→ THE TASK
List the lines of this listing that hold the word "JSON".

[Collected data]
• • • •

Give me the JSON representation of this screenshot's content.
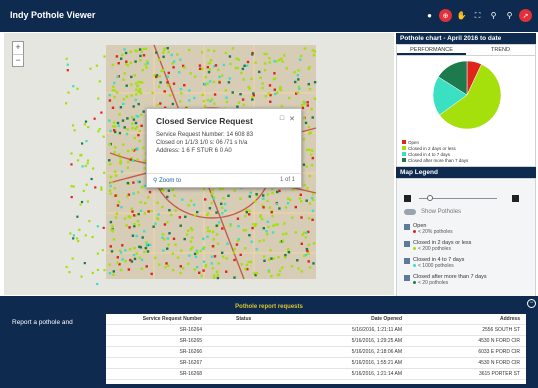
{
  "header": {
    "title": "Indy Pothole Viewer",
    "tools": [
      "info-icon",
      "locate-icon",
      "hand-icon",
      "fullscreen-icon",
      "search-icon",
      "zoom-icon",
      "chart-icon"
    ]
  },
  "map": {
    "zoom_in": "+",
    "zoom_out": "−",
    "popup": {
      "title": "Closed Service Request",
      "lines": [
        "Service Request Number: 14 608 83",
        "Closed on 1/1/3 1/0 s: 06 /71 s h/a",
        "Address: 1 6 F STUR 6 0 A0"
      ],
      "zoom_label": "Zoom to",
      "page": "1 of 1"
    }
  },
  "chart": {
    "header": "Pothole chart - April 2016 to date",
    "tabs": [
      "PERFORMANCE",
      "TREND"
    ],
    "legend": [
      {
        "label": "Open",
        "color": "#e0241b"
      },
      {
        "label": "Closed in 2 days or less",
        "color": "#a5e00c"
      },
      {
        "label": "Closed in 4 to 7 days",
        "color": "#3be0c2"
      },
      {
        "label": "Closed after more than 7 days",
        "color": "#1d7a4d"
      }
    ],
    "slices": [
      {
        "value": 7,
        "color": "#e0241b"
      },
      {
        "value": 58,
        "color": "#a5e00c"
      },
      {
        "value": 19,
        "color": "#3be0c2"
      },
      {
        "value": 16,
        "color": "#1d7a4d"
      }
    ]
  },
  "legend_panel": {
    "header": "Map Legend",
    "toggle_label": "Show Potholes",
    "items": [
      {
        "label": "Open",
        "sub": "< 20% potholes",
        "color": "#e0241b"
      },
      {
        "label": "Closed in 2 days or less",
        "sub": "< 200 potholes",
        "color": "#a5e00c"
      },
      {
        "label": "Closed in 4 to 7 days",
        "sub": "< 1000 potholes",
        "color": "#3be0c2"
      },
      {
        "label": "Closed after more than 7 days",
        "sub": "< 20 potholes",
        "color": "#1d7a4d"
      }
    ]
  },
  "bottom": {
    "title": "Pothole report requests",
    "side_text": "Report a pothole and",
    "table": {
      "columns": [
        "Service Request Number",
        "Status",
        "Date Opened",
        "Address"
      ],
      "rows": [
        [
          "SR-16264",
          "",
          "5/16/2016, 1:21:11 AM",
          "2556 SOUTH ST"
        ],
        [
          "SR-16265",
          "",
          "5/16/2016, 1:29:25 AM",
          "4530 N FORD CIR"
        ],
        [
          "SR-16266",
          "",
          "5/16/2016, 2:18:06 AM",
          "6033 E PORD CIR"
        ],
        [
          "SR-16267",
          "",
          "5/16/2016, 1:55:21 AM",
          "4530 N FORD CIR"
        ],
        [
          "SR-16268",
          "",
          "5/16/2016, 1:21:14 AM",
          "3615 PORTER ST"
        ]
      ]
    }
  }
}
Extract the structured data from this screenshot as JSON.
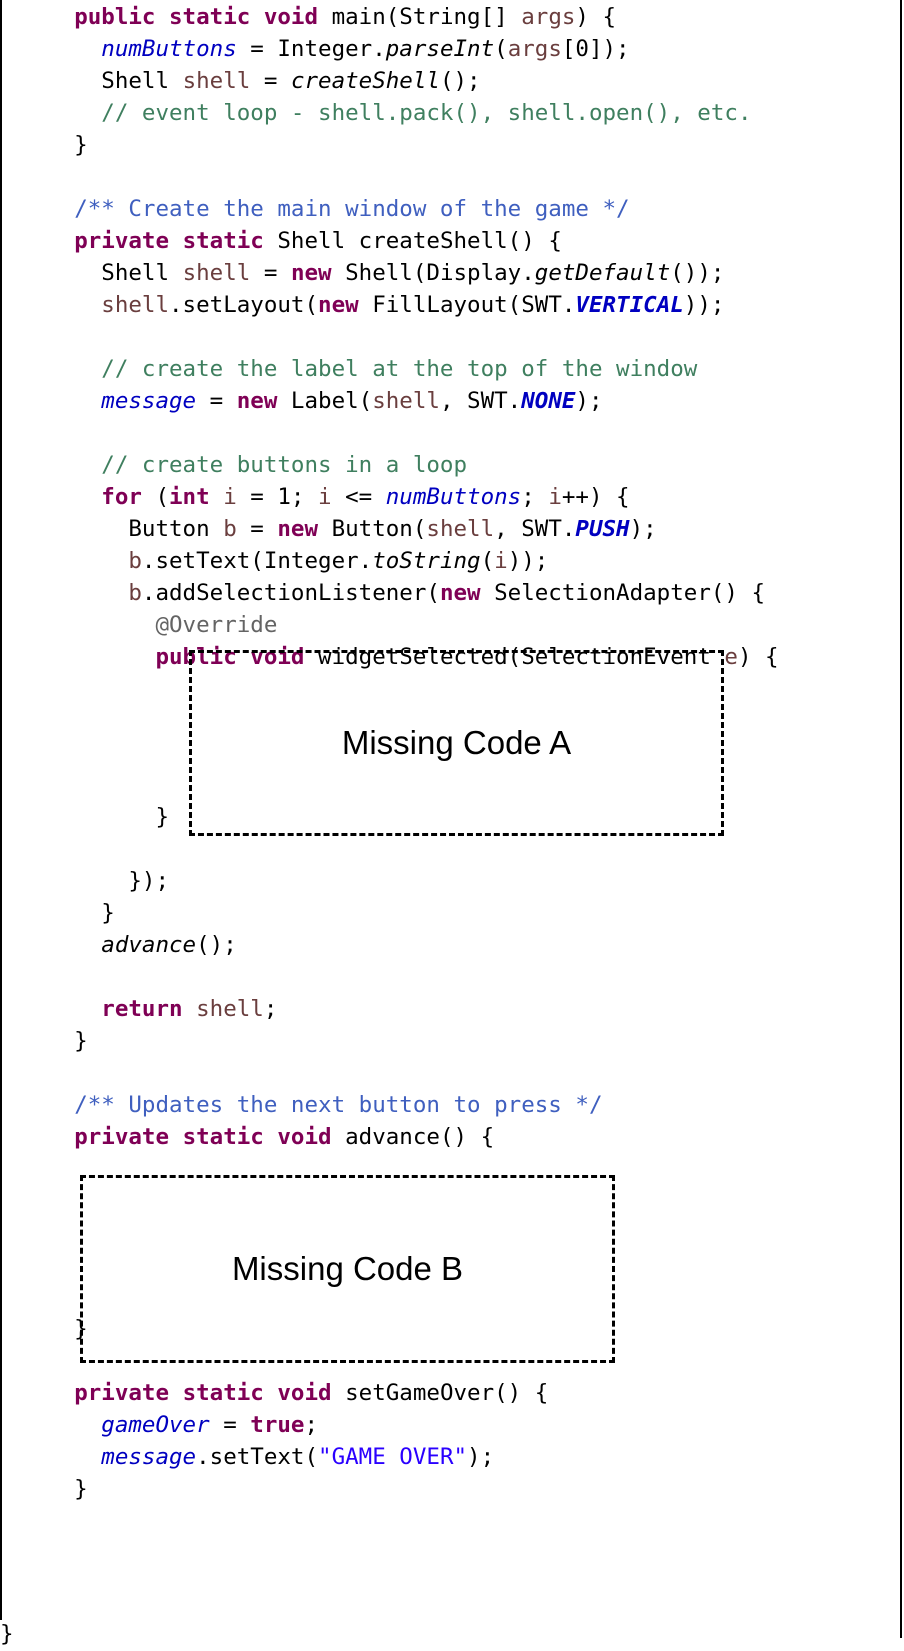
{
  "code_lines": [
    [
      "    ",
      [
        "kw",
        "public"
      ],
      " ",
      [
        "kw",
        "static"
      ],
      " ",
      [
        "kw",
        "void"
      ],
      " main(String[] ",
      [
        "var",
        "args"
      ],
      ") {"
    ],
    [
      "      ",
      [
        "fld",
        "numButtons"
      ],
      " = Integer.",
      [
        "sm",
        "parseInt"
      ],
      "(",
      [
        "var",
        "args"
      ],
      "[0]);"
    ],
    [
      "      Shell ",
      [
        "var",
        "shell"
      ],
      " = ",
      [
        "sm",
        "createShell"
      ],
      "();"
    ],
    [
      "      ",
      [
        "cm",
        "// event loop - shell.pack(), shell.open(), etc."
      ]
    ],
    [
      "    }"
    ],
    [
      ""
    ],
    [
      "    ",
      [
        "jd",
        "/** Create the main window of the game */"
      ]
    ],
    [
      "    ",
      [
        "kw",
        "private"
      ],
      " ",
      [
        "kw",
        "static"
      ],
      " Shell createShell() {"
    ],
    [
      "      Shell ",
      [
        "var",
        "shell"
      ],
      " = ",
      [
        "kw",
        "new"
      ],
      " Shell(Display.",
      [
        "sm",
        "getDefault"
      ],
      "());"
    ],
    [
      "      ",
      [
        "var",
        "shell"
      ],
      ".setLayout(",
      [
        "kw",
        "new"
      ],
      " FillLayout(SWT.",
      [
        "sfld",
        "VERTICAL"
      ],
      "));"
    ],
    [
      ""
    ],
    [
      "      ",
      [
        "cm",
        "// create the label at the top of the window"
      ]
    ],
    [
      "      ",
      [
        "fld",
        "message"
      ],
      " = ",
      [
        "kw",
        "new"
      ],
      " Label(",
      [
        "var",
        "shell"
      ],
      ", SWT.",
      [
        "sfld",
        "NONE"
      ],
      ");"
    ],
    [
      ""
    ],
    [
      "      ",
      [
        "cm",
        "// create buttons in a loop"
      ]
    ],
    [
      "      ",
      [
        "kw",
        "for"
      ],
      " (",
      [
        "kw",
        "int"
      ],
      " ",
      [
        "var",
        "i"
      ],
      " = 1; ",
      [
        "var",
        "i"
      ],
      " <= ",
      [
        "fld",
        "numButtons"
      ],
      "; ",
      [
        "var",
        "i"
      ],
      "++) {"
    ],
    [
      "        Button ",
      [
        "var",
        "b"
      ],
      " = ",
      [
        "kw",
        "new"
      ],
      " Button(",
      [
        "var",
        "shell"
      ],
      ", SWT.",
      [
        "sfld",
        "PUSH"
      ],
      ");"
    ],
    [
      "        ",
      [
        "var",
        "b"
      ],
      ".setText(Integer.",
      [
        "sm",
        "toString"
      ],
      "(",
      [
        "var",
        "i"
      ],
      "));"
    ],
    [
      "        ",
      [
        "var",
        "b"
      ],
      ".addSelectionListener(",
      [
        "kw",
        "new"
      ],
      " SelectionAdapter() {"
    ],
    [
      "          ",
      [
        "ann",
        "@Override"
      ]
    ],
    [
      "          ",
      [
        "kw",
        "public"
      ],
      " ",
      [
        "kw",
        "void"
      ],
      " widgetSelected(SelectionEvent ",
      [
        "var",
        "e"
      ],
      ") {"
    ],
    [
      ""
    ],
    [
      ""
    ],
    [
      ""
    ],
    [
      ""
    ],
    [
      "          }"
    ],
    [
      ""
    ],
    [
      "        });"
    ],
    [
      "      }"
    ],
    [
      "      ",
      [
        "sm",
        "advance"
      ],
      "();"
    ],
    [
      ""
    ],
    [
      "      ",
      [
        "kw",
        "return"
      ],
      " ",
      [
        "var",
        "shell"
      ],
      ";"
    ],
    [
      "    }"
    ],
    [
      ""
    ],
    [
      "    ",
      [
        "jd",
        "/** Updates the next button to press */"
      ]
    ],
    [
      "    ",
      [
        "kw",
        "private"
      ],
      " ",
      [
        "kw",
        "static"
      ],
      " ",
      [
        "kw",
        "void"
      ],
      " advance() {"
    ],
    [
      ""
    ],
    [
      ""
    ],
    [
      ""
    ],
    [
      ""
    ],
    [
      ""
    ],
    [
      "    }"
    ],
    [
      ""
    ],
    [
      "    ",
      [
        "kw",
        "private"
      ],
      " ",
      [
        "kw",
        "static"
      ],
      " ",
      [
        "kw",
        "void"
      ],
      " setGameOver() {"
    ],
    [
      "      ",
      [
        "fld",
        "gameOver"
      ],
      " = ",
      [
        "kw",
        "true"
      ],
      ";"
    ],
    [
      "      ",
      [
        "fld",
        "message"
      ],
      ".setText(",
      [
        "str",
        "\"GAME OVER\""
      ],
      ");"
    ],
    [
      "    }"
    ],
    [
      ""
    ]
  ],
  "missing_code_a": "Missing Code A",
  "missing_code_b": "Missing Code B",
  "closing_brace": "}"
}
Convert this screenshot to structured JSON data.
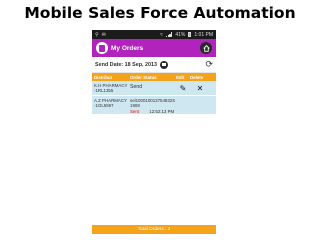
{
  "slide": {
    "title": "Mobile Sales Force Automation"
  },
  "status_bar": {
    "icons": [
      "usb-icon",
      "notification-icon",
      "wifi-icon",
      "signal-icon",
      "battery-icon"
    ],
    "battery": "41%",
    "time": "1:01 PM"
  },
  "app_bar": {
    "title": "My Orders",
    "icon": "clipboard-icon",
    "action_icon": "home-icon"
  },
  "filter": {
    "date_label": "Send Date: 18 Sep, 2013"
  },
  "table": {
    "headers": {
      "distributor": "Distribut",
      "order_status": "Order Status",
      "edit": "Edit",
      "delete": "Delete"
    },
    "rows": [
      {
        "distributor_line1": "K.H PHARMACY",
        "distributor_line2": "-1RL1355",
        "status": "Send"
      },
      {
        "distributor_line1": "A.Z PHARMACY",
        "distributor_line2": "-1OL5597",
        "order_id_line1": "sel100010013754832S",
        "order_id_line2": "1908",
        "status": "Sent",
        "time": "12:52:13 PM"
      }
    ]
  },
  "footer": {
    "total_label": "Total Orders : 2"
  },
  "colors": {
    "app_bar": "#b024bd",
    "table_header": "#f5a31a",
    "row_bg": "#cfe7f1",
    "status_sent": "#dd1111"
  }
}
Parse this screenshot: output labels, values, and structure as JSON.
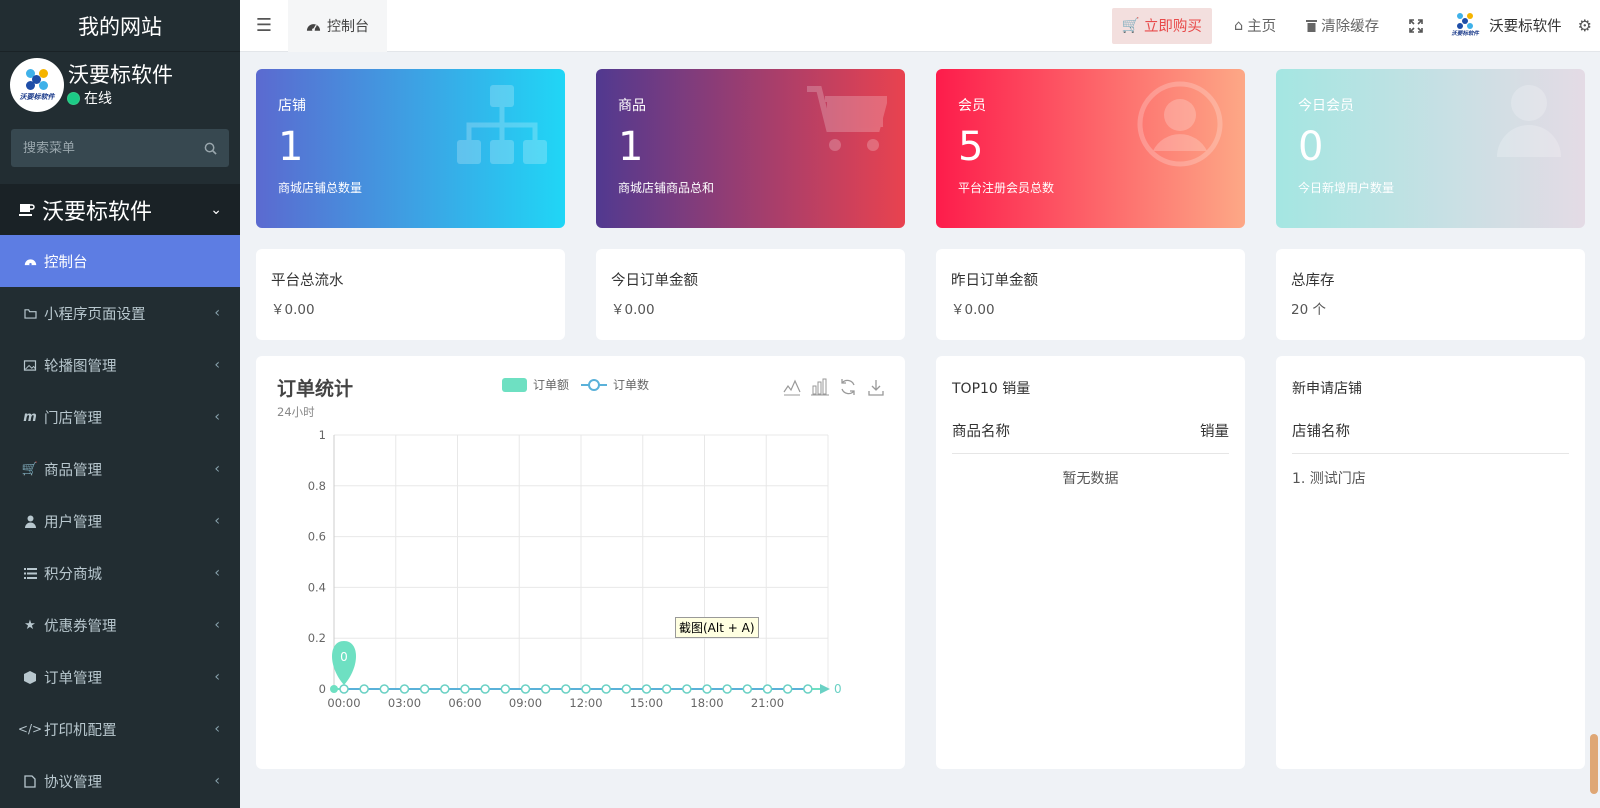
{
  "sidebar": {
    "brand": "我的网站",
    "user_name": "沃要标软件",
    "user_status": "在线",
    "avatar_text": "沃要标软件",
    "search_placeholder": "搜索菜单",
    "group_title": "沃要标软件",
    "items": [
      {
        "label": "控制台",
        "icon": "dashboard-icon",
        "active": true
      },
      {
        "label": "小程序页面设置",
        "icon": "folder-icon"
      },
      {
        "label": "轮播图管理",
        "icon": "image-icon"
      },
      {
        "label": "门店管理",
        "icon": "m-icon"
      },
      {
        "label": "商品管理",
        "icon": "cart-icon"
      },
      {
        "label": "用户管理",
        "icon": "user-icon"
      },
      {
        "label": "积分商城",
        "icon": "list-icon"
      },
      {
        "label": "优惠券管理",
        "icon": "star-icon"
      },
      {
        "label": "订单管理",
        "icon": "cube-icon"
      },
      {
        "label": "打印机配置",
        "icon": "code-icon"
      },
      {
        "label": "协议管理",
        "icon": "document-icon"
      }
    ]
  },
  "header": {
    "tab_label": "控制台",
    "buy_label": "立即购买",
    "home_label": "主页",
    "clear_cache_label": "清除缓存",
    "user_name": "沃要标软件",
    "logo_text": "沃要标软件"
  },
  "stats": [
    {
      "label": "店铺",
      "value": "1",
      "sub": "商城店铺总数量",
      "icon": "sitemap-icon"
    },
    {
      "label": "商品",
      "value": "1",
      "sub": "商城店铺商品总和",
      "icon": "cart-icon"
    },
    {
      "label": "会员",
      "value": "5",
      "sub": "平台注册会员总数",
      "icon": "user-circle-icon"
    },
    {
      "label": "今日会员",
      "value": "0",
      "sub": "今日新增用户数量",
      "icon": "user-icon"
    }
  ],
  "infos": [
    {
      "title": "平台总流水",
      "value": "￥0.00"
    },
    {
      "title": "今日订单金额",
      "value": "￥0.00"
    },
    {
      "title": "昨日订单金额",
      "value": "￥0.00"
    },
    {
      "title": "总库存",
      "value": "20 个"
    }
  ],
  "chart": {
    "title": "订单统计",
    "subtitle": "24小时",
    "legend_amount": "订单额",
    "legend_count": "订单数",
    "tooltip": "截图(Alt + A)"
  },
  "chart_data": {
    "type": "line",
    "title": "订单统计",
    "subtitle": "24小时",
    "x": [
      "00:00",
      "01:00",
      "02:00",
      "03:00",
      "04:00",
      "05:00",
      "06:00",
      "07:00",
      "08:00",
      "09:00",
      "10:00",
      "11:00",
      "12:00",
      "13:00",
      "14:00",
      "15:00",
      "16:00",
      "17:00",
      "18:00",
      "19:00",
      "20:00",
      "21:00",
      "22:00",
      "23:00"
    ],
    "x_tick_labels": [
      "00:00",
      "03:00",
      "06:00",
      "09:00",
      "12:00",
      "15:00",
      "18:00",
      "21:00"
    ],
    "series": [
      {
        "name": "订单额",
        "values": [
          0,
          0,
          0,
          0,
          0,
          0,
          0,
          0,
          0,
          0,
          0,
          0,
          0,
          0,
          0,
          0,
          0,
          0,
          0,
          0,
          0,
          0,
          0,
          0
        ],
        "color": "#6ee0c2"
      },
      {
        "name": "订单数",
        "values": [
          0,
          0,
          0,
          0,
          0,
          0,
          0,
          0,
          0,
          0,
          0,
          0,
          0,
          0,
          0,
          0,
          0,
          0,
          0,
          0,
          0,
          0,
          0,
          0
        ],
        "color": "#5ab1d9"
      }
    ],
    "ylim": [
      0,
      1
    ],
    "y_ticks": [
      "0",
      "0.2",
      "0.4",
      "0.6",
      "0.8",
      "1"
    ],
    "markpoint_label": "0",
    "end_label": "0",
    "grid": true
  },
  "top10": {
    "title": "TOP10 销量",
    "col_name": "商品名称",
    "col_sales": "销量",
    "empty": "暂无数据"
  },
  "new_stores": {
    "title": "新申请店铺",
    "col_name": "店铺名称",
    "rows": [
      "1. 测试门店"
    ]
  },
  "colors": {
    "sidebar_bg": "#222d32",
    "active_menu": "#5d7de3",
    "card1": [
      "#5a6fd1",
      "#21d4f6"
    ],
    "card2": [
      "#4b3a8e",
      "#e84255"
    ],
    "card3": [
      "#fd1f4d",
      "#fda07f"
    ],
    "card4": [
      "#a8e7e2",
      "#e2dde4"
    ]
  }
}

• • • •

→ RESULT OF THIS EXERCISE
Give me the JSON representation of this screenshot's content.
Extract the structured data from this screenshot as JSON.
Convert this screenshot to structured JSON data.
Parse this screenshot: output labels, values, and structure as JSON.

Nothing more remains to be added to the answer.